#### Stored data
------------------------------

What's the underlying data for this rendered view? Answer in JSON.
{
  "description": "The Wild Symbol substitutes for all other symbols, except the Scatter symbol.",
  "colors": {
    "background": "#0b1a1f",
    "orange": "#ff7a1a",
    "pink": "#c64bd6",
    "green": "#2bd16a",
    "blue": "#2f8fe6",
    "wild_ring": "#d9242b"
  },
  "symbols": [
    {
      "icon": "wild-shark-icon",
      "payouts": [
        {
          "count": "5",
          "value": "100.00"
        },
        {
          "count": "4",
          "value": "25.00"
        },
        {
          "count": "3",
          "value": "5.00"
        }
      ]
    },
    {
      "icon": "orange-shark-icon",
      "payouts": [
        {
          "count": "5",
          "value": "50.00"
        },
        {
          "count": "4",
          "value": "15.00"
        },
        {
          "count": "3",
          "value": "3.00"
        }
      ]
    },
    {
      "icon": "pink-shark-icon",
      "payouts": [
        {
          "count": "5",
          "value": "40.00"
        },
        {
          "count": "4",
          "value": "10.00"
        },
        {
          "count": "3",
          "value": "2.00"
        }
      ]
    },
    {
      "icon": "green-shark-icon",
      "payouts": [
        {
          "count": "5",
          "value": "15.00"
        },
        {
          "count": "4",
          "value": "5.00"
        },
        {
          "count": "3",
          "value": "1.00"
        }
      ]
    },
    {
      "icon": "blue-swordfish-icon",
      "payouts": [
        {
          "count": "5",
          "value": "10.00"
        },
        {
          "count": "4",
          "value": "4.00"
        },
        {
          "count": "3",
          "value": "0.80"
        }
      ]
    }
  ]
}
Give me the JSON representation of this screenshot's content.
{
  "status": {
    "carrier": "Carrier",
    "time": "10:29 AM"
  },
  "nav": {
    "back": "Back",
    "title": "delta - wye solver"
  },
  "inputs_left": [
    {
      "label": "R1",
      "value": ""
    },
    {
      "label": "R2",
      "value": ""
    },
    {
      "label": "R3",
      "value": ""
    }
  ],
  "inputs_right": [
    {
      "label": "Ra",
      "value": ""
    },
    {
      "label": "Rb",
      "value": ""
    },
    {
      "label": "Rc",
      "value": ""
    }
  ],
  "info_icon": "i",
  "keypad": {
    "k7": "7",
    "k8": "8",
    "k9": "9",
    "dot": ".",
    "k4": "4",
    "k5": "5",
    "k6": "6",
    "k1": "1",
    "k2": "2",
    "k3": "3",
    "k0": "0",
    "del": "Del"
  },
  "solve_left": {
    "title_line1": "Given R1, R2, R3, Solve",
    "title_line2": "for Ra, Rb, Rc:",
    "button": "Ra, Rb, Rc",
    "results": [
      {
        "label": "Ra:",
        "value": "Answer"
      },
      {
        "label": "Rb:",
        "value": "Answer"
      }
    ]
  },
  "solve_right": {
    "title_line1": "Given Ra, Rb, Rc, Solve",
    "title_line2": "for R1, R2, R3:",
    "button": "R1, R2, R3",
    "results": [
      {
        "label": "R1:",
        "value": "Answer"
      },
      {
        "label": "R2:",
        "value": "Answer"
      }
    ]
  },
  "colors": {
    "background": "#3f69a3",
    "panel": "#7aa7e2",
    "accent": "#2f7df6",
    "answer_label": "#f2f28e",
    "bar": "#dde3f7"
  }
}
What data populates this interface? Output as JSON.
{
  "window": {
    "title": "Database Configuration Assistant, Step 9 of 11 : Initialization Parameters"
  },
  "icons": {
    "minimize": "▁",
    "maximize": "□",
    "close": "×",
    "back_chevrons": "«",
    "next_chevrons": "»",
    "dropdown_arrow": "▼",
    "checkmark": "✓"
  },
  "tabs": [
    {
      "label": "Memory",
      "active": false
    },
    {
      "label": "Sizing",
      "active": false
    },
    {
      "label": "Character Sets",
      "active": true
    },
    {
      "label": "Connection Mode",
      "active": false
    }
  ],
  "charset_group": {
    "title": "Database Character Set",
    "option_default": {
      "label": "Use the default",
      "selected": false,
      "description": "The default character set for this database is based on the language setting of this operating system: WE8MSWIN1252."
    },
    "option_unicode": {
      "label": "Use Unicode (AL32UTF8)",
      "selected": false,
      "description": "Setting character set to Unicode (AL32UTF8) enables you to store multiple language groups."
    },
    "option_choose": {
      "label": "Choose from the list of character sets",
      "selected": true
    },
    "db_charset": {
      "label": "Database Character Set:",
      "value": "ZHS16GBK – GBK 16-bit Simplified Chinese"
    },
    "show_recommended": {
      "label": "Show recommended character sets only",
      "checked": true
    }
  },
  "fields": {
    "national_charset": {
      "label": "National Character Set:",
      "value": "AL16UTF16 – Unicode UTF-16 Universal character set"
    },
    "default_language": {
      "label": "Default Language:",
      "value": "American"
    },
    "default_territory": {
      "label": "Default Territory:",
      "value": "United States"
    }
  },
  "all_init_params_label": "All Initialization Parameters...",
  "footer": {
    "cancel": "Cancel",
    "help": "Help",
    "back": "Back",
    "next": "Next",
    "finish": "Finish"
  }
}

------------------------------

Search the entries for the word "description" and pick out every line that holds it.

  "description": "The Wild Symbol substitutes for all other symbols, except the Scatter symbol.",
      "description": "The default character set for this database is based on the language setting of this operating system: WE8MSWIN1252."
      "description": "Setting character set to Unicode (AL32UTF8) enables you to store multiple language groups."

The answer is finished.